Collected data entries:
------
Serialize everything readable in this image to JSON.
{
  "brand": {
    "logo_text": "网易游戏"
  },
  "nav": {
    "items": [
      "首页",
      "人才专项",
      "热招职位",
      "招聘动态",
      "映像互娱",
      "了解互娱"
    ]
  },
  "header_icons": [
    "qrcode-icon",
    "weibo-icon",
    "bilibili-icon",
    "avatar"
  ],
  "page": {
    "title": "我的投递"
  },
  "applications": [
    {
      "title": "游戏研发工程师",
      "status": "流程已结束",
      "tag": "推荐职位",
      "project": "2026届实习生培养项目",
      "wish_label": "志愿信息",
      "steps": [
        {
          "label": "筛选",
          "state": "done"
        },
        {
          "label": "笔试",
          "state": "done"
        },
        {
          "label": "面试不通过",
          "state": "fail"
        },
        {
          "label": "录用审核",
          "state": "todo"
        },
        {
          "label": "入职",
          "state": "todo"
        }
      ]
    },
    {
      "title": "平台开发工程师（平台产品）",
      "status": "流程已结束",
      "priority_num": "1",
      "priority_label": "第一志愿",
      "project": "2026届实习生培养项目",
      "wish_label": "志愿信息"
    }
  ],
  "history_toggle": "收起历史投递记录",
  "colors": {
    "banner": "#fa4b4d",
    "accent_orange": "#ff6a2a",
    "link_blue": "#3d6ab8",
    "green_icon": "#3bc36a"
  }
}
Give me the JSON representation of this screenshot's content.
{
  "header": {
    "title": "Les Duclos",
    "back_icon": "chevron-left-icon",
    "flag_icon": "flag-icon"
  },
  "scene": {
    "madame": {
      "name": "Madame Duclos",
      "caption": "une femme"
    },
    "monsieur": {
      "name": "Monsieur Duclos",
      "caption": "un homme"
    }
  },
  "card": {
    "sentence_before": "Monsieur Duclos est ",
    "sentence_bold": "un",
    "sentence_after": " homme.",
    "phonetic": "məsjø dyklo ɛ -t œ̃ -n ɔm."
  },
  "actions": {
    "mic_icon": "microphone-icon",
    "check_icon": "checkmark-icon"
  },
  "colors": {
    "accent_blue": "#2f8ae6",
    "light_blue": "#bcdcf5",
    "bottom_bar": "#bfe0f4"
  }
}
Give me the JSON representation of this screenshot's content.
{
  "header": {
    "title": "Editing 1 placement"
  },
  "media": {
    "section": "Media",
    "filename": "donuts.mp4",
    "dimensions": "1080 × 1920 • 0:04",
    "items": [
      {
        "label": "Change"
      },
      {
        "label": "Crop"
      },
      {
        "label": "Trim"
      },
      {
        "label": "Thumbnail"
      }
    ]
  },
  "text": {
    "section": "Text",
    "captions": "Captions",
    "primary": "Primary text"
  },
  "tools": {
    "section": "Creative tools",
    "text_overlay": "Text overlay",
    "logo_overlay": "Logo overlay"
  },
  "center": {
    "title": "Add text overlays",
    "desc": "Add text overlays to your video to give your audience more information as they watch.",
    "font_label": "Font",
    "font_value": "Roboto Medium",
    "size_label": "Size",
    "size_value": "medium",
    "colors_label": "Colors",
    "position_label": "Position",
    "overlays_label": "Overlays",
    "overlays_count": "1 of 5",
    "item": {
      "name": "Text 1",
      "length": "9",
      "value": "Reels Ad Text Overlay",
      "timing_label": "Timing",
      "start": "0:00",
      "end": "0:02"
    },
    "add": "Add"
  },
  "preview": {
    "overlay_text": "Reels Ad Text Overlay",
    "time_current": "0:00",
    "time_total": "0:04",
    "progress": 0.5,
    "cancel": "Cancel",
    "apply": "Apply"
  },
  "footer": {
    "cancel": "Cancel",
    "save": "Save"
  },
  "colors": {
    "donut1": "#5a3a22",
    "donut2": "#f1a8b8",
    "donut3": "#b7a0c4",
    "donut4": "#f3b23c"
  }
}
------
[Exercise prompt] Output every entry shown above, exactly.

[Correct output]
Serialize everything readable in this image to JSON.
{
  "brand": {
    "logo_text": "网易游戏"
  },
  "nav": {
    "items": [
      "首页",
      "人才专项",
      "热招职位",
      "招聘动态",
      "映像互娱",
      "了解互娱"
    ]
  },
  "header_icons": [
    "qrcode-icon",
    "weibo-icon",
    "bilibili-icon",
    "avatar"
  ],
  "page": {
    "title": "我的投递"
  },
  "applications": [
    {
      "title": "游戏研发工程师",
      "status": "流程已结束",
      "tag": "推荐职位",
      "project": "2026届实习生培养项目",
      "wish_label": "志愿信息",
      "steps": [
        {
          "label": "筛选",
          "state": "done"
        },
        {
          "label": "笔试",
          "state": "done"
        },
        {
          "label": "面试不通过",
          "state": "fail"
        },
        {
          "label": "录用审核",
          "state": "todo"
        },
        {
          "label": "入职",
          "state": "todo"
        }
      ]
    },
    {
      "title": "平台开发工程师（平台产品）",
      "status": "流程已结束",
      "priority_num": "1",
      "priority_label": "第一志愿",
      "project": "2026届实习生培养项目",
      "wish_label": "志愿信息"
    }
  ],
  "history_toggle": "收起历史投递记录",
  "colors": {
    "banner": "#fa4b4d",
    "accent_orange": "#ff6a2a",
    "link_blue": "#3d6ab8",
    "green_icon": "#3bc36a"
  }
}
Give me the JSON representation of this screenshot's content.
{
  "header": {
    "title": "Les Duclos",
    "back_icon": "chevron-left-icon",
    "flag_icon": "flag-icon"
  },
  "scene": {
    "madame": {
      "name": "Madame Duclos",
      "caption": "une femme"
    },
    "monsieur": {
      "name": "Monsieur Duclos",
      "caption": "un homme"
    }
  },
  "card": {
    "sentence_before": "Monsieur Duclos est ",
    "sentence_bold": "un",
    "sentence_after": " homme.",
    "phonetic": "məsjø dyklo ɛ -t œ̃ -n ɔm."
  },
  "actions": {
    "mic_icon": "microphone-icon",
    "check_icon": "checkmark-icon"
  },
  "colors": {
    "accent_blue": "#2f8ae6",
    "light_blue": "#bcdcf5",
    "bottom_bar": "#bfe0f4"
  }
}
Give me the JSON representation of this screenshot's content.
{
  "header": {
    "title": "Editing 1 placement"
  },
  "media": {
    "section": "Media",
    "filename": "donuts.mp4",
    "dimensions": "1080 × 1920 • 0:04",
    "items": [
      {
        "label": "Change"
      },
      {
        "label": "Crop"
      },
      {
        "label": "Trim"
      },
      {
        "label": "Thumbnail"
      }
    ]
  },
  "text": {
    "section": "Text",
    "captions": "Captions",
    "primary": "Primary text"
  },
  "tools": {
    "section": "Creative tools",
    "text_overlay": "Text overlay",
    "logo_overlay": "Logo overlay"
  },
  "center": {
    "title": "Add text overlays",
    "desc": "Add text overlays to your video to give your audience more information as they watch.",
    "font_label": "Font",
    "font_value": "Roboto Medium",
    "size_label": "Size",
    "size_value": "medium",
    "colors_label": "Colors",
    "position_label": "Position",
    "overlays_label": "Overlays",
    "overlays_count": "1 of 5",
    "item": {
      "name": "Text 1",
      "length": "9",
      "value": "Reels Ad Text Overlay",
      "timing_label": "Timing",
      "start": "0:00",
      "end": "0:02"
    },
    "add": "Add"
  },
  "preview": {
    "overlay_text": "Reels Ad Text Overlay",
    "time_current": "0:00",
    "time_total": "0:04",
    "progress": 0.5,
    "cancel": "Cancel",
    "apply": "Apply"
  },
  "footer": {
    "cancel": "Cancel",
    "save": "Save"
  },
  "colors": {
    "donut1": "#5a3a22",
    "donut2": "#f1a8b8",
    "donut3": "#b7a0c4",
    "donut4": "#f3b23c"
  }
}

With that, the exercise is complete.